** Begin STORED RECORDS **

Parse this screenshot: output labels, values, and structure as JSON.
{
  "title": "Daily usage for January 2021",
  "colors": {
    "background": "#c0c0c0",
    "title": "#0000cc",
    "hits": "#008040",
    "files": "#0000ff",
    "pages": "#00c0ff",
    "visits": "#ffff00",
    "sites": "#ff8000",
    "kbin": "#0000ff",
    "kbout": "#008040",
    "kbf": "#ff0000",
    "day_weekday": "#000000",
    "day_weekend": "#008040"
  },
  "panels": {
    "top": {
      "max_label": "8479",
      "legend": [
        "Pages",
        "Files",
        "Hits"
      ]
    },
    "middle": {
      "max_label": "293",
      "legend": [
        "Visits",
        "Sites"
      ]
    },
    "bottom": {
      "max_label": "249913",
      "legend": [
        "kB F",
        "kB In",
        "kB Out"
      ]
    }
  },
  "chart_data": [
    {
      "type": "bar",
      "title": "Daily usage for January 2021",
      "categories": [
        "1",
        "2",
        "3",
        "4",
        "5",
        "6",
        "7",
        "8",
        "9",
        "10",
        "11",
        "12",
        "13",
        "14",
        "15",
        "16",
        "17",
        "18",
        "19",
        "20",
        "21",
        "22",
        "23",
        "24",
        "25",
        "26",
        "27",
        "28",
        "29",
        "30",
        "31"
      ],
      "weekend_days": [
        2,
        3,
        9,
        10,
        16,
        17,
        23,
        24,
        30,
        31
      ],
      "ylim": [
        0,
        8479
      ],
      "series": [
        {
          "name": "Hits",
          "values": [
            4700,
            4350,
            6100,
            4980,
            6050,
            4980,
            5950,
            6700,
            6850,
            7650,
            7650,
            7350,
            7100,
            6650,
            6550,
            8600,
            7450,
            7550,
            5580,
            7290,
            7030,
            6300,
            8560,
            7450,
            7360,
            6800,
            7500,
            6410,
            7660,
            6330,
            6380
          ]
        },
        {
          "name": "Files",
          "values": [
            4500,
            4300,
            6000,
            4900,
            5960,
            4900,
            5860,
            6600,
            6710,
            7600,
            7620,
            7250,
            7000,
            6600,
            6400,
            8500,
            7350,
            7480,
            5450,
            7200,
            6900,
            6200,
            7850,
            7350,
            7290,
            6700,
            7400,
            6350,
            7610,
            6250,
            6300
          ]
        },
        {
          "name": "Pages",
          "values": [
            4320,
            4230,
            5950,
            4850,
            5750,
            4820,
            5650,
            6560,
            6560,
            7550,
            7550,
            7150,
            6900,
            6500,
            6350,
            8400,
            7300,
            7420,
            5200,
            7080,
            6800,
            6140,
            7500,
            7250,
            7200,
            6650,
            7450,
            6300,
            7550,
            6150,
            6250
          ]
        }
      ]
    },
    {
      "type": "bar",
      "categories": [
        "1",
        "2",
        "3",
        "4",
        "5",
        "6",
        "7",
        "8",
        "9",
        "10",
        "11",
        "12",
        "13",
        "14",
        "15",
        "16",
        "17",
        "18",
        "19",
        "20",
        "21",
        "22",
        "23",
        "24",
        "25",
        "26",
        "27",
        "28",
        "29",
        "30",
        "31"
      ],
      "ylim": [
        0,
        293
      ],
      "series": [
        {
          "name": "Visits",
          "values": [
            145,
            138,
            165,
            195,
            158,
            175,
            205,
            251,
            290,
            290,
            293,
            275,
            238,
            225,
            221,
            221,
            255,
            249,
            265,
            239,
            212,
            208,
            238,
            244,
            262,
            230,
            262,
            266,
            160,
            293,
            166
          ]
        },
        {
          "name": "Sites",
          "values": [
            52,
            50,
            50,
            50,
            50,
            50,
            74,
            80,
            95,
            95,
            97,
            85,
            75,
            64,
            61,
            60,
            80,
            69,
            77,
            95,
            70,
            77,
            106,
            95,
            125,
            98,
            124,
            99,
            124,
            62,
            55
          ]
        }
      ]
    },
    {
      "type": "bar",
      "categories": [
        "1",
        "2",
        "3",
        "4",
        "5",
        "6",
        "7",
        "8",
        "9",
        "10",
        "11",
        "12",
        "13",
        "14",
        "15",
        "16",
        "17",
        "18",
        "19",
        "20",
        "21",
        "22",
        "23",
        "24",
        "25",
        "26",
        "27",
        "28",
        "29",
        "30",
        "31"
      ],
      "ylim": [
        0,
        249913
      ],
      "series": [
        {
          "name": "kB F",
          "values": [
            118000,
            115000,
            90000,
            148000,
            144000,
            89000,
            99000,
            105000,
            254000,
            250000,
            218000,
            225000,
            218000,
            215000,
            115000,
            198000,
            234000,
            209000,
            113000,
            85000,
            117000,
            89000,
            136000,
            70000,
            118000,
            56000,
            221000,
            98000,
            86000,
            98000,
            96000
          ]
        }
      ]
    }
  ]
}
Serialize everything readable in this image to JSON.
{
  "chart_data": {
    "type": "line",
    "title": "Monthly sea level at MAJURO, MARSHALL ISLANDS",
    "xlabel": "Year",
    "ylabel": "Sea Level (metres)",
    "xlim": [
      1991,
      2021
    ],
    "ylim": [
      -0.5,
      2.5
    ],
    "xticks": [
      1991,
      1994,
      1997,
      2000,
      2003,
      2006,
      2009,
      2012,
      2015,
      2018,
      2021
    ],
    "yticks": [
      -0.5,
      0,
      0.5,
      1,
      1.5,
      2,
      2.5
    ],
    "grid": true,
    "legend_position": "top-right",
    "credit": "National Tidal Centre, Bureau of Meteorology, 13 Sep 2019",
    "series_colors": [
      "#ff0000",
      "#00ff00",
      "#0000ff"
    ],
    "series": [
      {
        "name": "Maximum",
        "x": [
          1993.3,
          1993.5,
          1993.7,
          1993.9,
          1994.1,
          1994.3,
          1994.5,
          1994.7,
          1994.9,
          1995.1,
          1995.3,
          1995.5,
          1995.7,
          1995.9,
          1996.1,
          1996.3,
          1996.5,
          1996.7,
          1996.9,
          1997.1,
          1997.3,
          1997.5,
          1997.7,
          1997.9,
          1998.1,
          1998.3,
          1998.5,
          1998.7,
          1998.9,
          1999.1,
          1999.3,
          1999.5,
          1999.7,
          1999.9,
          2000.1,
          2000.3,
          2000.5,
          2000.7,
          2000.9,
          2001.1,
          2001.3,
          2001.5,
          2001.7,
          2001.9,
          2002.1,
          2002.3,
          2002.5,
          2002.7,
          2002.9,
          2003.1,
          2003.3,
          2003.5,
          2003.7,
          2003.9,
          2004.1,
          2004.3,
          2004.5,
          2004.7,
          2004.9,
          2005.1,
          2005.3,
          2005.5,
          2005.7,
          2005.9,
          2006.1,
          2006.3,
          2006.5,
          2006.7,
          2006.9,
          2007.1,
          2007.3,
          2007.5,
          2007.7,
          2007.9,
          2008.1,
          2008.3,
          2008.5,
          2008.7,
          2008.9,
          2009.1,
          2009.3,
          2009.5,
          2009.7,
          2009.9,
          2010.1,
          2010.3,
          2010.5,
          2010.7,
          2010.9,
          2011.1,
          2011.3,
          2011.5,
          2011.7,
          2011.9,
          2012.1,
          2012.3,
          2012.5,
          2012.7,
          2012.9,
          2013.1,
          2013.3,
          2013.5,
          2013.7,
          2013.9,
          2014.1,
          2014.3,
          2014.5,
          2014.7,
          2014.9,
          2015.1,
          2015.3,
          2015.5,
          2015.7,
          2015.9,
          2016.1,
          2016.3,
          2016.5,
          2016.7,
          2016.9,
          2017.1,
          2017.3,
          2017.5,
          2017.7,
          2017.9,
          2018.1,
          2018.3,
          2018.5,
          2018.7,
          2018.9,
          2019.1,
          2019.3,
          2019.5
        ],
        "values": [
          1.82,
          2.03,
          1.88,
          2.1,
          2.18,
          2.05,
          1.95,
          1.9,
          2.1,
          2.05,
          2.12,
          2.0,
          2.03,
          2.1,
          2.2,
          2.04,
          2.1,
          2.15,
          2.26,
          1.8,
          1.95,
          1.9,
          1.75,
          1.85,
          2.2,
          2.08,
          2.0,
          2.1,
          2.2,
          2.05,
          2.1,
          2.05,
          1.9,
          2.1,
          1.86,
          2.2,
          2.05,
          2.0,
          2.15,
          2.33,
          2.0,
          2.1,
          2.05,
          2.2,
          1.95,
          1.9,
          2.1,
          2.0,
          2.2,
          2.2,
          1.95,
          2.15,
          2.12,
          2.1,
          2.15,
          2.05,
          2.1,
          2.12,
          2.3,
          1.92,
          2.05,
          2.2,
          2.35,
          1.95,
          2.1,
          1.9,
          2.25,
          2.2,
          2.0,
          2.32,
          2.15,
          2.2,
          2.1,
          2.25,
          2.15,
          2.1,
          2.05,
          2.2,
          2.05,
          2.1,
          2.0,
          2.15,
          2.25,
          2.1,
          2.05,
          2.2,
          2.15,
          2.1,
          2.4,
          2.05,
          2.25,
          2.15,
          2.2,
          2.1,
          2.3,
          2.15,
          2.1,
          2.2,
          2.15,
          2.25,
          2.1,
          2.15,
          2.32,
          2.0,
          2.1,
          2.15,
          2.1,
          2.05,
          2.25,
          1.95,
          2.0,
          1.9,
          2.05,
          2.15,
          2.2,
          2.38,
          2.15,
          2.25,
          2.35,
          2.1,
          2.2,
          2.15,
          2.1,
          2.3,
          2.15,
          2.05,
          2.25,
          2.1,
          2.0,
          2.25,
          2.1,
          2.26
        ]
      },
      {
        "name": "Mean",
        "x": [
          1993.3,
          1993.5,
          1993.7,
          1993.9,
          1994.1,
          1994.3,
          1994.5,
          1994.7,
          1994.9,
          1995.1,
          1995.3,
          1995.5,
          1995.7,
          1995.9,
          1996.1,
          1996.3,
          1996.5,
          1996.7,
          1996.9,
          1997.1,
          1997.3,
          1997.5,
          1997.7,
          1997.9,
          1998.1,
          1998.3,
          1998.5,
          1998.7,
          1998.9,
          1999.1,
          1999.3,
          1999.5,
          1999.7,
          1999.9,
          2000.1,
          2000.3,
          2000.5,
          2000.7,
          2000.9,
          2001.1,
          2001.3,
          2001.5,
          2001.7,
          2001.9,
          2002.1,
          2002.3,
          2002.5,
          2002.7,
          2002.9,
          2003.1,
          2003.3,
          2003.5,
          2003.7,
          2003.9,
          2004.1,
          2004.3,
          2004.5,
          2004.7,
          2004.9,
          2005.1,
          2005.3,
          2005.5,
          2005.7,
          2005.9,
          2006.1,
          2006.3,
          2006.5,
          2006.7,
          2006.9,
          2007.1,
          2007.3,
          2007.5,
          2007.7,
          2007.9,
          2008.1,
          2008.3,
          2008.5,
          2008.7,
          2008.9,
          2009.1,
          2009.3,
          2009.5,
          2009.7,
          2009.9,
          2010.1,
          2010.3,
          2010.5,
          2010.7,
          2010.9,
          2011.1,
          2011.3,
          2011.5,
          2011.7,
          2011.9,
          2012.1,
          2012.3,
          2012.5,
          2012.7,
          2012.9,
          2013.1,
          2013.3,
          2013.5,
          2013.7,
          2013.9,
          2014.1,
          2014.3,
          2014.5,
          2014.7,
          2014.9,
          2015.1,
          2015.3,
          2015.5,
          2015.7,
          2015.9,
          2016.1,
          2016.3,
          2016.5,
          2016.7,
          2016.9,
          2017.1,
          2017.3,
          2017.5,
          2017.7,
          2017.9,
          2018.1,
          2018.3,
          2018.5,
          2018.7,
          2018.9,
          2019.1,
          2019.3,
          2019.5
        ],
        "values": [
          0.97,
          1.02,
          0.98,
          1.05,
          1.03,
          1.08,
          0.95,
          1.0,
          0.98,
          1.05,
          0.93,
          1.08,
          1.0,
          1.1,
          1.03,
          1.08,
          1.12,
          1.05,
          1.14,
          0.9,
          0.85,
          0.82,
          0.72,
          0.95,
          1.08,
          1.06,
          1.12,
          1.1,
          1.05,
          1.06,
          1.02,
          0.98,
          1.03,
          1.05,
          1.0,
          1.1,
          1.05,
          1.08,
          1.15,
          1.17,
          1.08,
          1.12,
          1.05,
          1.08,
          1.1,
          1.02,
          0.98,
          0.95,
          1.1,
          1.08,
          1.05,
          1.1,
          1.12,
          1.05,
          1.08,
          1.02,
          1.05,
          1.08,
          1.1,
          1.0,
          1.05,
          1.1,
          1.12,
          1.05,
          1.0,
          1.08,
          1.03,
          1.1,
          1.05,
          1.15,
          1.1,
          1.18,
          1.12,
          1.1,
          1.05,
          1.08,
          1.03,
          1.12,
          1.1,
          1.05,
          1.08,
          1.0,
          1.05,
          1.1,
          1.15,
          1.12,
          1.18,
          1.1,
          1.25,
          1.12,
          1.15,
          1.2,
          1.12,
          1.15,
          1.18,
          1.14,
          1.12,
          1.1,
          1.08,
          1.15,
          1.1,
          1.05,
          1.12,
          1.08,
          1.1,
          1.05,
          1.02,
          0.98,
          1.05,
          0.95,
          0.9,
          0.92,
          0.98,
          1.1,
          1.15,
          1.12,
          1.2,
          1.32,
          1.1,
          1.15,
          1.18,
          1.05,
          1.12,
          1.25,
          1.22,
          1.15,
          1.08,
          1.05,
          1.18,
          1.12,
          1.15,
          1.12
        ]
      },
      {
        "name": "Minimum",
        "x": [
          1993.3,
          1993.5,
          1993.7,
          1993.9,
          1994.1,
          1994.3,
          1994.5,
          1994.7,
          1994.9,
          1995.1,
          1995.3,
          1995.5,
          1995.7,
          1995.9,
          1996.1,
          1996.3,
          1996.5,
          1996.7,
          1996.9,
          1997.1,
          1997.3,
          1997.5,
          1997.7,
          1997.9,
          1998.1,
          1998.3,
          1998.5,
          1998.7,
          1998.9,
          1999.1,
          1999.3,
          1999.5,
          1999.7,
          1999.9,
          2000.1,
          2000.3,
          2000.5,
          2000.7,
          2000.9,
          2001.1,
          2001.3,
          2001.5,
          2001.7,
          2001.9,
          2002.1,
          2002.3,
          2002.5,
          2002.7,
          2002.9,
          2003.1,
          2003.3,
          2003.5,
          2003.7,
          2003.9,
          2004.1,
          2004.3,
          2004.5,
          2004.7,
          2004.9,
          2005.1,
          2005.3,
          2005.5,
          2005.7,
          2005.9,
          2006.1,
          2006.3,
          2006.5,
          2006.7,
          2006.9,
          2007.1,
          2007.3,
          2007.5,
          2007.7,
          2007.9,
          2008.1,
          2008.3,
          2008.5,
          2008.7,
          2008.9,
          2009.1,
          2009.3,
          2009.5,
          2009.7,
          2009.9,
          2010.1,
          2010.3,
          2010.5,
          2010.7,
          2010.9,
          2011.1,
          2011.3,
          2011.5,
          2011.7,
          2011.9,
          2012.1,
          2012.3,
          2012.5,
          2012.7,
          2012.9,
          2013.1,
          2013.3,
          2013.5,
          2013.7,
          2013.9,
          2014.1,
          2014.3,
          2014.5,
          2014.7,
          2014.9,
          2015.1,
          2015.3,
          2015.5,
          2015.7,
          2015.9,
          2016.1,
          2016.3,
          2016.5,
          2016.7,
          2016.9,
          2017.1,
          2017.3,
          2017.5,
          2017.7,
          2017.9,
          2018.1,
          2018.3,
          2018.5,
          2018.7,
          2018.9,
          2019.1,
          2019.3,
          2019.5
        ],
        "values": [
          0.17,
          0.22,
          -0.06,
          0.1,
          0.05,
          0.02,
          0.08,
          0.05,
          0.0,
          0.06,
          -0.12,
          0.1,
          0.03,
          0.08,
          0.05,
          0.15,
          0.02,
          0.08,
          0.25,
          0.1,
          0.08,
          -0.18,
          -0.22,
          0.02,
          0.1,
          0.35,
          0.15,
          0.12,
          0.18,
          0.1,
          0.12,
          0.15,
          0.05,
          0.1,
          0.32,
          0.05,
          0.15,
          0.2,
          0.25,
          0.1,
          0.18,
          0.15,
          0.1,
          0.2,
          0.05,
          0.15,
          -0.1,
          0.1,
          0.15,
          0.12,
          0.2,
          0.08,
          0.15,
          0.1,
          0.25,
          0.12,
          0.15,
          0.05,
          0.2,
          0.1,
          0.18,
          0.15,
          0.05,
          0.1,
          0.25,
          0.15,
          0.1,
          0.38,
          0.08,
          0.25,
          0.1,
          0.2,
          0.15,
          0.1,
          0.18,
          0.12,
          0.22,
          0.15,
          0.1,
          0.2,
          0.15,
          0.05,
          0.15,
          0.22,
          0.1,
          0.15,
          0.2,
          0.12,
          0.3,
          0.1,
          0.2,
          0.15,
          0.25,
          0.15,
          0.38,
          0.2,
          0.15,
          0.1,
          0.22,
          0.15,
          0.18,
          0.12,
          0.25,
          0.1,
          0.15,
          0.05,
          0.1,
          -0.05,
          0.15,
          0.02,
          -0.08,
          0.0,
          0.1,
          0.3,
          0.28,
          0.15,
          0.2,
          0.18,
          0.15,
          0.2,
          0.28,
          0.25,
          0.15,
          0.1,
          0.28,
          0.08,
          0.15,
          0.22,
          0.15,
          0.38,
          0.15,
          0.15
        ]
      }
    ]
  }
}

** End STORED RECORDS **

▶ [TASK DETAILS]: Lines containing the word "name" must all be returned from the material above.

▶ [REPLY TO THE EXERCISE]:
          "name": "Hits",
          "name": "Files",
          "name": "Pages",
          "name": "Visits",
          "name": "Sites",
          "name": "kB F",
        "name": "Maximum",
        "name": "Mean",
        "name": "Minimum",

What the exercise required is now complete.